GIVEN TEXT:
- - - - - - -

What’s the Best Way to Grow Your Startup in 2025?

Best Way to Grow Your Startup:


Starting a business is exciting, but many entrepreneurs rush to grow without thinking long-term. According to Wharton professors Ronnie Lee and Danny Kim, taking time to build your startup carefully leads to better success than rushing into scaling up.

Best Way to Grow Your Startup:

Why Moving Too Fast Can Hurt Your Business


When Ronnie Lee started his own tech company in college, he followed advice from investors who told him to move fast, avoid bureaucracy, and beat competitors quickly. But this approach backfired. His company spent money trying to grow without a clear strategy, which led to its failure.

Years later, Lee, along with fellow professor Danny Kim, researched the risks of growing businesses too soon. Their study, published in the Strategic Management Journal, looked at over 38,000 startups in the U.S. They found that businesses that scaled within the first 6 to 12 months were 20% to 40% more likely to fail compared to those that waited.

Surprisingly, early scaling did not improve chances of success through acquisitions or IPOs. This challenges the popular “move fast and break things” mindset seen in many startups.

- - - - - - -

INFORMATION SUPPLIED:

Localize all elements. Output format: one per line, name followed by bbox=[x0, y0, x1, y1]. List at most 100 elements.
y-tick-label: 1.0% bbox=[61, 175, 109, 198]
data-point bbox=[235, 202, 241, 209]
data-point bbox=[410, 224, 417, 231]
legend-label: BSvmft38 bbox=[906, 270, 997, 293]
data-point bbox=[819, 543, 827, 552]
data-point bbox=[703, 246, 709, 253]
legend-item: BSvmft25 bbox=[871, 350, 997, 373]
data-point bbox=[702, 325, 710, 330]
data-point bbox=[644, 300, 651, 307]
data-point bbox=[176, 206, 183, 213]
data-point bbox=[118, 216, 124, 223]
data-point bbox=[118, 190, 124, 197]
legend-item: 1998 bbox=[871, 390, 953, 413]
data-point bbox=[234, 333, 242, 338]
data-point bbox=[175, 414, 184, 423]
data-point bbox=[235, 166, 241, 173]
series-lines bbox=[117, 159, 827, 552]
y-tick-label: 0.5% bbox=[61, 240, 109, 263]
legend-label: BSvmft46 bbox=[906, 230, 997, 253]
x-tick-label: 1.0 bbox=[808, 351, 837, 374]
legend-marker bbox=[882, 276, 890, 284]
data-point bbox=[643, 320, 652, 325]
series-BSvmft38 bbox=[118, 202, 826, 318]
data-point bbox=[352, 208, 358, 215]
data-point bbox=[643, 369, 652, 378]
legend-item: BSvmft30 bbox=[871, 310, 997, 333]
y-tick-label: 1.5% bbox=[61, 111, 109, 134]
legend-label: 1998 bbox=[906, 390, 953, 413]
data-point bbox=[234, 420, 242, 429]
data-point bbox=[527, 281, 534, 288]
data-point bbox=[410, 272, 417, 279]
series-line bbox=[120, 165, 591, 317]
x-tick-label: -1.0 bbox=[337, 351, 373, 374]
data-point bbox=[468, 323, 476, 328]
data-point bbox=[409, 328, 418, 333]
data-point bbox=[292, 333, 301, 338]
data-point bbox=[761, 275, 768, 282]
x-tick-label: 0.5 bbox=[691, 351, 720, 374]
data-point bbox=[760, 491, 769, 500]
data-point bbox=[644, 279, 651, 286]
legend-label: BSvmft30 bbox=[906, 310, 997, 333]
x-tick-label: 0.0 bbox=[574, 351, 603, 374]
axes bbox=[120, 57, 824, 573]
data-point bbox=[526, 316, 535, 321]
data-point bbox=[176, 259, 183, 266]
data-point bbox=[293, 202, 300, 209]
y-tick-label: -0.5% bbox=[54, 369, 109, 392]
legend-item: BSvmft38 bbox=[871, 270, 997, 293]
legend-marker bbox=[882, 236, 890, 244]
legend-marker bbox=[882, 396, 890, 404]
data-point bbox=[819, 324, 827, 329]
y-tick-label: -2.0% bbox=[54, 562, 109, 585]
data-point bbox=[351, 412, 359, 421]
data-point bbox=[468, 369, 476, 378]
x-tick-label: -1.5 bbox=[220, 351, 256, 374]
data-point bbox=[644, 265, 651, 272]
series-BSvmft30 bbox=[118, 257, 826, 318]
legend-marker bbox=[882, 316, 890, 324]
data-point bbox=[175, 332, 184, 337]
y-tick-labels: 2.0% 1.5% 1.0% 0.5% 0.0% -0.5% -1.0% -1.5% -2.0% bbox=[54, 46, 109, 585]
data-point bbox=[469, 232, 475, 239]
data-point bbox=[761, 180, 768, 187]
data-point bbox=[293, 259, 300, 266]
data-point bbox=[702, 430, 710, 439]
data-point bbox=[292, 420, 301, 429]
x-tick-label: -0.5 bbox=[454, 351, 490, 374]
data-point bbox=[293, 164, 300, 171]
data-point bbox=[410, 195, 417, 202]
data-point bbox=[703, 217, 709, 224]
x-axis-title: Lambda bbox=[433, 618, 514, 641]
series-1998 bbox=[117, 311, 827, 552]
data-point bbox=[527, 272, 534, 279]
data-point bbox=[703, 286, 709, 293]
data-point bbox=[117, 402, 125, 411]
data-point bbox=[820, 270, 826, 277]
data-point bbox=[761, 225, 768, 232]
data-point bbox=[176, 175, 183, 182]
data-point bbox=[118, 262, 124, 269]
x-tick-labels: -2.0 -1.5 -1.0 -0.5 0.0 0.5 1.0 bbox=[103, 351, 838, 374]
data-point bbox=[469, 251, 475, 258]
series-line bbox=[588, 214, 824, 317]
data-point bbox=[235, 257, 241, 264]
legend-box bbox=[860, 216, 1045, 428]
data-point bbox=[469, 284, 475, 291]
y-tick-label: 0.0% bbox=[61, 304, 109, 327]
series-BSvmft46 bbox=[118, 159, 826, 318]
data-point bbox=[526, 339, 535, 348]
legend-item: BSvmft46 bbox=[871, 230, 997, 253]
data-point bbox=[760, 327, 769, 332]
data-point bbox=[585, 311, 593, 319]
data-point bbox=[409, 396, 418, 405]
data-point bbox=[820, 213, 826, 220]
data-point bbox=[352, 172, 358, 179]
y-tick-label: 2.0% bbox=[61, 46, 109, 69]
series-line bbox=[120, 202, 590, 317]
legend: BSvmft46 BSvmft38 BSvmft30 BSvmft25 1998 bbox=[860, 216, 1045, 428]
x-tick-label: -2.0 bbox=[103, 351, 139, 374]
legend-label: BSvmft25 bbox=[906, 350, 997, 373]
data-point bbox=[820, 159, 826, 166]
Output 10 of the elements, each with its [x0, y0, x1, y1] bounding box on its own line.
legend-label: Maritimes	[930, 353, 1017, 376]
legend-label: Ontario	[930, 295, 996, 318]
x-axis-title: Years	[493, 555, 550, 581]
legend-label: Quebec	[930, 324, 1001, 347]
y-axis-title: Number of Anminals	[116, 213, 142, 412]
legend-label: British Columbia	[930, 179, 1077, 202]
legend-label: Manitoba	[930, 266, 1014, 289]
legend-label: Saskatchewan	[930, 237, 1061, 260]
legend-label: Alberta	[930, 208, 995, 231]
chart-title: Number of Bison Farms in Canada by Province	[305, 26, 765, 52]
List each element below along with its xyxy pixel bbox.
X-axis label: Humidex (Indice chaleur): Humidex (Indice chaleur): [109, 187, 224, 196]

- - - - - - -

WORK TO COMPLETE:
Set down, word for word, the part of the startup growth article above that begins at "Why Moving Too" and stops after "in many startups.".

SOLUTION TO THIS TASK:
Why Moving Too Fast Can Hurt Your Business


When Ronnie Lee started his own tech company in college, he followed advice from investors who told him to move fast, avoid bureaucracy, and beat competitors quickly. But this approach backfired. His company spent money trying to grow without a clear strategy, which led to its failure.

Years later, Lee, along with fellow professor Danny Kim, researched the risks of growing businesses too soon. Their study, published in the Strategic Management Journal, looked at over 38,000 startups in the U.S. They found that businesses that scaled within the first 6 to 12 months were 20% to 40% more likely to fail compared to those that waited.

Surprisingly, early scaling did not improve chances of success through acquisitions or IPOs. This challenges the popular “move fast and break things” mindset seen in many startups.